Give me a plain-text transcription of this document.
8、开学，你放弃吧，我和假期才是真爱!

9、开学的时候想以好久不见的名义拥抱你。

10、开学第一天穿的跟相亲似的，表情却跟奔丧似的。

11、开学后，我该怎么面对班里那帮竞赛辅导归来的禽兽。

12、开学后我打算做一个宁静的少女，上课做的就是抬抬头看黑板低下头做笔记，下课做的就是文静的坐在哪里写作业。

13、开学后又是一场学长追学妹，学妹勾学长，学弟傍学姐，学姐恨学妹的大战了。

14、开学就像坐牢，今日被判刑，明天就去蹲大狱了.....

- EXERCISE INSTRUCTIONS -
Retype every record above exactly as written.

- TASK SOLUTION -
Give me a plain-text transcription of this document.
8、开学，你放弃吧，我和假期才是真爱!

9、开学的时候想以好久不见的名义拥抱你。

10、开学第一天穿的跟相亲似的，表情却跟奔丧似的。

11、开学后，我该怎么面对班里那帮竞赛辅导归来的禽兽。

12、开学后我打算做一个宁静的少女，上课做的就是抬抬头看黑板低下头做笔记，下课做的就是文静的坐在哪里写作业。

13、开学后又是一场学长追学妹，学妹勾学长，学弟傍学姐，学姐恨学妹的大战了。

14、开学就像坐牢，今日被判刑，明天就去蹲大狱了.....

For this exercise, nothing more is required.